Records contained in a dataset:
● ● ● ● ●

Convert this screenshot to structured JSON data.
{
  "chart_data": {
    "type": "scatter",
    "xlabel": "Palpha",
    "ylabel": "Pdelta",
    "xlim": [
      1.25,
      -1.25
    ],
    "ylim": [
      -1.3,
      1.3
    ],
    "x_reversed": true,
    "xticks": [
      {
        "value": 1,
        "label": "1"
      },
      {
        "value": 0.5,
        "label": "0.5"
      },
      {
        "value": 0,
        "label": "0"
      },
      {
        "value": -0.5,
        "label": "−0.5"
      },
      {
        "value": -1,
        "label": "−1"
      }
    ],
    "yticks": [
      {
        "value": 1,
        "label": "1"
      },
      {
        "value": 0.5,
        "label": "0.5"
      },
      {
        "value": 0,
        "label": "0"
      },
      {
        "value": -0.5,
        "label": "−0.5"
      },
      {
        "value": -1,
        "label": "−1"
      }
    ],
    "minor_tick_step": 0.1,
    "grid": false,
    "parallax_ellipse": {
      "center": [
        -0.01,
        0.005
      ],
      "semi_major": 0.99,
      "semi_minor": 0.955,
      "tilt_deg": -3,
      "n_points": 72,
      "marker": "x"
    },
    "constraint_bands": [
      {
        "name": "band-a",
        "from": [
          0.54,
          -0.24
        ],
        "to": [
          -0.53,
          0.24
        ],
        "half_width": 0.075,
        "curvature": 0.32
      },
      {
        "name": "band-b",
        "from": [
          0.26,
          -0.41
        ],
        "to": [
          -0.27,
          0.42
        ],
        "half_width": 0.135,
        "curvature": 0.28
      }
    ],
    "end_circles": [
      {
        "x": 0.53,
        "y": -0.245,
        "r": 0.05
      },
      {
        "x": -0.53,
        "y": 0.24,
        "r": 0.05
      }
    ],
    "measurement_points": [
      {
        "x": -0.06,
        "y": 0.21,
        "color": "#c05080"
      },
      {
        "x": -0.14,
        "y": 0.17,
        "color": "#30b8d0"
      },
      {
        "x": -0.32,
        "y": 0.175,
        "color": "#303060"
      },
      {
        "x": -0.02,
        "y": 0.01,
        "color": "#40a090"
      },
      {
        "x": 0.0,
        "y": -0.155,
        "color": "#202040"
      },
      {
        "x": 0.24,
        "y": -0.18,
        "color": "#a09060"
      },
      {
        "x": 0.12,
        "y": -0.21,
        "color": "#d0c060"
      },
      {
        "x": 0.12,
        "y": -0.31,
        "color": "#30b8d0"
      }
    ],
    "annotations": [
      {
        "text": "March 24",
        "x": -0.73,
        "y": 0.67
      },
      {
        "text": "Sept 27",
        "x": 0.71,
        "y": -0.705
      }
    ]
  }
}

● ● ● ● ●

*The request*:
Repeat all entries. Match them exactly.

*Solution to the problem*:
Convert this screenshot to structured JSON data.
{
  "chart_data": {
    "type": "scatter",
    "xlabel": "Palpha",
    "ylabel": "Pdelta",
    "xlim": [
      1.25,
      -1.25
    ],
    "ylim": [
      -1.3,
      1.3
    ],
    "x_reversed": true,
    "xticks": [
      {
        "value": 1,
        "label": "1"
      },
      {
        "value": 0.5,
        "label": "0.5"
      },
      {
        "value": 0,
        "label": "0"
      },
      {
        "value": -0.5,
        "label": "−0.5"
      },
      {
        "value": -1,
        "label": "−1"
      }
    ],
    "yticks": [
      {
        "value": 1,
        "label": "1"
      },
      {
        "value": 0.5,
        "label": "0.5"
      },
      {
        "value": 0,
        "label": "0"
      },
      {
        "value": -0.5,
        "label": "−0.5"
      },
      {
        "value": -1,
        "label": "−1"
      }
    ],
    "minor_tick_step": 0.1,
    "grid": false,
    "parallax_ellipse": {
      "center": [
        -0.01,
        0.005
      ],
      "semi_major": 0.99,
      "semi_minor": 0.955,
      "tilt_deg": -3,
      "n_points": 72,
      "marker": "x"
    },
    "constraint_bands": [
      {
        "name": "band-a",
        "from": [
          0.54,
          -0.24
        ],
        "to": [
          -0.53,
          0.24
        ],
        "half_width": 0.075,
        "curvature": 0.32
      },
      {
        "name": "band-b",
        "from": [
          0.26,
          -0.41
        ],
        "to": [
          -0.27,
          0.42
        ],
        "half_width": 0.135,
        "curvature": 0.28
      }
    ],
    "end_circles": [
      {
        "x": 0.53,
        "y": -0.245,
        "r": 0.05
      },
      {
        "x": -0.53,
        "y": 0.24,
        "r": 0.05
      }
    ],
    "measurement_points": [
      {
        "x": -0.06,
        "y": 0.21,
        "color": "#c05080"
      },
      {
        "x": -0.14,
        "y": 0.17,
        "color": "#30b8d0"
      },
      {
        "x": -0.32,
        "y": 0.175,
        "color": "#303060"
      },
      {
        "x": -0.02,
        "y": 0.01,
        "color": "#40a090"
      },
      {
        "x": 0.0,
        "y": -0.155,
        "color": "#202040"
      },
      {
        "x": 0.24,
        "y": -0.18,
        "color": "#a09060"
      },
      {
        "x": 0.12,
        "y": -0.21,
        "color": "#d0c060"
      },
      {
        "x": 0.12,
        "y": -0.31,
        "color": "#30b8d0"
      }
    ],
    "annotations": [
      {
        "text": "March 24",
        "x": -0.73,
        "y": 0.67
      },
      {
        "text": "Sept 27",
        "x": 0.71,
        "y": -0.705
      }
    ]
  }
}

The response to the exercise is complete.